▶ [What you have to do]: Below is a block of records. Copy every line in it that contains the word "JSON".
******************************
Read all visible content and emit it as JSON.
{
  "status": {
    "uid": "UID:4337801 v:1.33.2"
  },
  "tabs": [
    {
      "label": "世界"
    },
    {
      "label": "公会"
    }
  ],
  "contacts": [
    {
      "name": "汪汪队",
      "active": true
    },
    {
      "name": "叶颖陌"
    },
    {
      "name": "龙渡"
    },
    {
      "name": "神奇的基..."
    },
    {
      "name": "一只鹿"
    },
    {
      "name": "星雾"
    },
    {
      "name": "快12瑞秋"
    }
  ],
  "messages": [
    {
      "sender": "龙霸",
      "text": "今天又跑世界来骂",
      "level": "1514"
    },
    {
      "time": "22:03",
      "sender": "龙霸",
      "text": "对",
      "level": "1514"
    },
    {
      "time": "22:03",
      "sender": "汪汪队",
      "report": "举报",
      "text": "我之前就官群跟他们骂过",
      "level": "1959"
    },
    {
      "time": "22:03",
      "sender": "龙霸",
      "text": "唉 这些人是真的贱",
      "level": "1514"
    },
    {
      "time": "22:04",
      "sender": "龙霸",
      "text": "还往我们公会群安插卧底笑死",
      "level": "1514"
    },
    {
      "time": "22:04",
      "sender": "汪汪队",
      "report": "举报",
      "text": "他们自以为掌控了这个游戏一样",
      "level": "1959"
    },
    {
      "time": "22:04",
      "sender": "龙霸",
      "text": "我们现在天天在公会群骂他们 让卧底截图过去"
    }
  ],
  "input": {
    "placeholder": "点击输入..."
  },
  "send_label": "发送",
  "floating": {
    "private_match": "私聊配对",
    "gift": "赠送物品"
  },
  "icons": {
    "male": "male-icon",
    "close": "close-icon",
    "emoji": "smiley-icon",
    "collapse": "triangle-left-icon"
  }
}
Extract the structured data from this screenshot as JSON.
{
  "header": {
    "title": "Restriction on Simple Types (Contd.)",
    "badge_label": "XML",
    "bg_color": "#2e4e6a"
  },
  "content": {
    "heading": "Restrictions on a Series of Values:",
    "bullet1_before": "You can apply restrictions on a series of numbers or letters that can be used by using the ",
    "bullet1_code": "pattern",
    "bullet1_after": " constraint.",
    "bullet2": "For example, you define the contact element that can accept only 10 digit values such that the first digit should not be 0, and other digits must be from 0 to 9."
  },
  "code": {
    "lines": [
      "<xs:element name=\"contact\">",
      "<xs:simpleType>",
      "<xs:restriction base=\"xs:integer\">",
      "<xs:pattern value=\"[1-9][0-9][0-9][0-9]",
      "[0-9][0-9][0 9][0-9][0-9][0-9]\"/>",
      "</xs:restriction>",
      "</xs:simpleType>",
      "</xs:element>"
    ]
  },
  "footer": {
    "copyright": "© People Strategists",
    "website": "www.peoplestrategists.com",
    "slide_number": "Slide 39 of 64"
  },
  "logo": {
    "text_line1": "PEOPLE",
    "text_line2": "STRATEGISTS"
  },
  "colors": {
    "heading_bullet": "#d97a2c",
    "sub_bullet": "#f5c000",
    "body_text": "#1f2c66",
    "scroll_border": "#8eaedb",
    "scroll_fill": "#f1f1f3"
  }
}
******************************
▶ [Task answer]:
Read all visible content and emit it as JSON.
Extract the structured data from this screenshot as JSON.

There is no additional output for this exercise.